* Goal
In the entries below, count every line containing "JSON". Return the number and nothing else.

(Records from a collection of figures)
■ ■ ■ ■

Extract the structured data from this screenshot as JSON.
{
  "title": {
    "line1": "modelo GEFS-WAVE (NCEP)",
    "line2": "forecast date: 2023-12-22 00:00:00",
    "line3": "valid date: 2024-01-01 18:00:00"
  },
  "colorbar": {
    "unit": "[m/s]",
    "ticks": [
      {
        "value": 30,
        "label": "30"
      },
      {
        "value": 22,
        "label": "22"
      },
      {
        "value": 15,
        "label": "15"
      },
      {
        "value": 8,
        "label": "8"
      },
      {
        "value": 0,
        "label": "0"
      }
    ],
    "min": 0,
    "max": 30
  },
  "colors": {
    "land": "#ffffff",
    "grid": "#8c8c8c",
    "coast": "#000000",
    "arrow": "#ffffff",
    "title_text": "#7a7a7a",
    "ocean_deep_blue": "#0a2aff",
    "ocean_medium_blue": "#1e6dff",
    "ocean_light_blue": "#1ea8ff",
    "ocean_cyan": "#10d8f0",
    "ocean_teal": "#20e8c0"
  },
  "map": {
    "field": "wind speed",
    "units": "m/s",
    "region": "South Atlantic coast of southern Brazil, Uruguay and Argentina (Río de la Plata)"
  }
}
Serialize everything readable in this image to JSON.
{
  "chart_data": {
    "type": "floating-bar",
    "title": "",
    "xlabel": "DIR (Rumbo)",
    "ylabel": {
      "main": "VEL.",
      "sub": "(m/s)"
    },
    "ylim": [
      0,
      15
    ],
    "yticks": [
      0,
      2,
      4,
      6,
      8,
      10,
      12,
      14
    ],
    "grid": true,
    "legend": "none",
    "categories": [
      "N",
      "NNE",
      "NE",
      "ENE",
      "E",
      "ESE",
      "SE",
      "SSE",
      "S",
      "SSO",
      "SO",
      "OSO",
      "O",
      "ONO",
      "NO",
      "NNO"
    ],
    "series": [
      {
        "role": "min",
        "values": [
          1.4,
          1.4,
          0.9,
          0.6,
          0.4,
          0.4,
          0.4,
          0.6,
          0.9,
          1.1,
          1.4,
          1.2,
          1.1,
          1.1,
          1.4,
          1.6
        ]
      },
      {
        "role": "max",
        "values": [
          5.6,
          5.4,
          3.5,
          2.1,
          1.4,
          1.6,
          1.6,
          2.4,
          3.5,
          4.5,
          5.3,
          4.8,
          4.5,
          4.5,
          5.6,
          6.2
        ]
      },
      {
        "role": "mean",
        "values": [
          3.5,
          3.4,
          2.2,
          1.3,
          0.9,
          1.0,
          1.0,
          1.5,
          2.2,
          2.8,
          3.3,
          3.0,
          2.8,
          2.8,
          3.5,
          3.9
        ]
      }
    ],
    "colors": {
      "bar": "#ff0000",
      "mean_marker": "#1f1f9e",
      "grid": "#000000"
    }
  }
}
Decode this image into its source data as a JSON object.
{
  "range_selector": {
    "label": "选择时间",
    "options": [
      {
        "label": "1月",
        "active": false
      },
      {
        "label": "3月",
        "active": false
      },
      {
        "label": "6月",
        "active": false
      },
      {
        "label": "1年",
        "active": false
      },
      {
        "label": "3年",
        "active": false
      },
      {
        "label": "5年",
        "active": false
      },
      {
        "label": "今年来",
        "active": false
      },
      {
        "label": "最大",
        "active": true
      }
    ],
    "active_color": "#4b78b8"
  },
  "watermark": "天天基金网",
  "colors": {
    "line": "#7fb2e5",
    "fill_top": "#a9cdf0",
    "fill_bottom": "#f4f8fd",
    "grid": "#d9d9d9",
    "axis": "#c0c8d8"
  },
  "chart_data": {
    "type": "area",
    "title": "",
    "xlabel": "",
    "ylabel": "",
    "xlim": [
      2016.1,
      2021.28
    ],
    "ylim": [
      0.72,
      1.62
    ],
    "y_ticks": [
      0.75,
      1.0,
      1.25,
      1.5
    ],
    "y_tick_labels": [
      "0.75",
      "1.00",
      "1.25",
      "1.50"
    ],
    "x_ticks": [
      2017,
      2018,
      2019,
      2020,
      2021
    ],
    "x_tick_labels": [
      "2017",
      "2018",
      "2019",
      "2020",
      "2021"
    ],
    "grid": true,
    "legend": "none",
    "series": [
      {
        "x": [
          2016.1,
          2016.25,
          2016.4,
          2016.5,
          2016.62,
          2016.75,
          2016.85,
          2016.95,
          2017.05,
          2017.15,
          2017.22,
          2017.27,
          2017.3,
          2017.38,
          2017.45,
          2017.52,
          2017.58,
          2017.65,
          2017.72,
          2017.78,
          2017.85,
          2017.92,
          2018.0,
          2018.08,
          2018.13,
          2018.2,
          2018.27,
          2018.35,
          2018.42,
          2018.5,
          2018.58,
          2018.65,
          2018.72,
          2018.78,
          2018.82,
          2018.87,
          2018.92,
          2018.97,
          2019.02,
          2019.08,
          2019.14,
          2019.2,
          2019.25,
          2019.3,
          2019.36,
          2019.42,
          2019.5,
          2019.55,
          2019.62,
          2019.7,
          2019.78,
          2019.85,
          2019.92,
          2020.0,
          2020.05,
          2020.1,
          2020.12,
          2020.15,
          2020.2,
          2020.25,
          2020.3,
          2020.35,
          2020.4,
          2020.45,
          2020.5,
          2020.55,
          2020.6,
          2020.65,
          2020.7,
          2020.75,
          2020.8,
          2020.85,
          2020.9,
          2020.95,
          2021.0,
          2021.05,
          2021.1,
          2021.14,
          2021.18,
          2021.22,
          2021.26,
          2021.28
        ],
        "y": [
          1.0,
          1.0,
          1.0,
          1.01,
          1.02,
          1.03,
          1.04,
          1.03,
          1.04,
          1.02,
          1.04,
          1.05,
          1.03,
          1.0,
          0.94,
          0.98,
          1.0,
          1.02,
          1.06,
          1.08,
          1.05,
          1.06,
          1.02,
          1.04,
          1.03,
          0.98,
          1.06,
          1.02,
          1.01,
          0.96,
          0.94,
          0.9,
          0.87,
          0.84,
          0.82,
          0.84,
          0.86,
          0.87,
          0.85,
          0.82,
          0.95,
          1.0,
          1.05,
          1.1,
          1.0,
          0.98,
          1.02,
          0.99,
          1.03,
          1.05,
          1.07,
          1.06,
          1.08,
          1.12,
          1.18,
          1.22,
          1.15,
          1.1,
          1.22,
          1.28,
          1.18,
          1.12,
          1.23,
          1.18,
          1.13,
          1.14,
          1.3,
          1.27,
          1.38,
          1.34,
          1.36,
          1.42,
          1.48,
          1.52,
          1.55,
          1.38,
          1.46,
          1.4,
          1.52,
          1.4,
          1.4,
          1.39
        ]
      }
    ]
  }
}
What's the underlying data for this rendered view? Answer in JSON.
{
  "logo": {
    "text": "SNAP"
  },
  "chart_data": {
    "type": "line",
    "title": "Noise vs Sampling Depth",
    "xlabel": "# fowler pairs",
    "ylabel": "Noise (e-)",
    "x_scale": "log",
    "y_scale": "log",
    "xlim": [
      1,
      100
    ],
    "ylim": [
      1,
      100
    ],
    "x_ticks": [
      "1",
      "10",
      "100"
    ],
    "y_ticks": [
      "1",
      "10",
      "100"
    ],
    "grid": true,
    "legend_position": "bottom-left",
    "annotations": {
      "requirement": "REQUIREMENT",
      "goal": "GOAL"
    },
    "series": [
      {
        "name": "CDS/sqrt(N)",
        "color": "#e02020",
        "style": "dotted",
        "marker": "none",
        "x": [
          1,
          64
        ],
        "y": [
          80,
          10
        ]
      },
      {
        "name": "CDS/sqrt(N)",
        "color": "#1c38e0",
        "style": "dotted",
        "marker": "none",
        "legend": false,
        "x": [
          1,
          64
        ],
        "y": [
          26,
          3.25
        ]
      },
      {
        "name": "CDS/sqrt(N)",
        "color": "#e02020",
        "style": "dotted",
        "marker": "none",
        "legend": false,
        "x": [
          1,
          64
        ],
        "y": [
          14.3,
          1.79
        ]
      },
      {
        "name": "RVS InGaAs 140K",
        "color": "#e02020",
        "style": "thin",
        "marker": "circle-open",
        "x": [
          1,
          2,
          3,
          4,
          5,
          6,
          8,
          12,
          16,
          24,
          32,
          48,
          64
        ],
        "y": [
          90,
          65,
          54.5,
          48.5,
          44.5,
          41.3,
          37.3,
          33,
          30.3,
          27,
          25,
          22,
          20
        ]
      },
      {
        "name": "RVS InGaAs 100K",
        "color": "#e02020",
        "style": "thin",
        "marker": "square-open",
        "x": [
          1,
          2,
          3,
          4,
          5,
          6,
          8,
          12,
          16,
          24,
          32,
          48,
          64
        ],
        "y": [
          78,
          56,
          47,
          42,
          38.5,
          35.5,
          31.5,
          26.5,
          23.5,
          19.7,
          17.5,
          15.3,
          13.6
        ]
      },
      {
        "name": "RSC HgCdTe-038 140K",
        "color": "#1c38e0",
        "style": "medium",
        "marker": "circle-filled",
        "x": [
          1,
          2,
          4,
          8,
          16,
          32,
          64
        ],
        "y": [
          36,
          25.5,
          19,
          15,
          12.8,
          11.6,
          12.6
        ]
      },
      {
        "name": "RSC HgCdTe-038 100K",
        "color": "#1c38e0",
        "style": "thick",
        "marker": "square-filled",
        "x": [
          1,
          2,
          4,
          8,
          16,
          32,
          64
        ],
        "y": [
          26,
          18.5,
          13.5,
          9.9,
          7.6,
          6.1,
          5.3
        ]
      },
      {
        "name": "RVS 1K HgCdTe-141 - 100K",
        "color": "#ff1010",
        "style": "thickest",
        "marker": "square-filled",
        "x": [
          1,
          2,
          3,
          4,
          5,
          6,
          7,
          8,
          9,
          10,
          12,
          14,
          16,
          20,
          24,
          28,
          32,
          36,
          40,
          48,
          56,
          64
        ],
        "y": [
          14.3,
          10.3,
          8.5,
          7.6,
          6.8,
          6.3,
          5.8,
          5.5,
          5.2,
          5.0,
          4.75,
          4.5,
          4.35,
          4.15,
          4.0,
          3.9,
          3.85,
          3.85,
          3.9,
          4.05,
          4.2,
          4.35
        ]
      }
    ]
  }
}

■ ■ ■ ■

* Completed task
4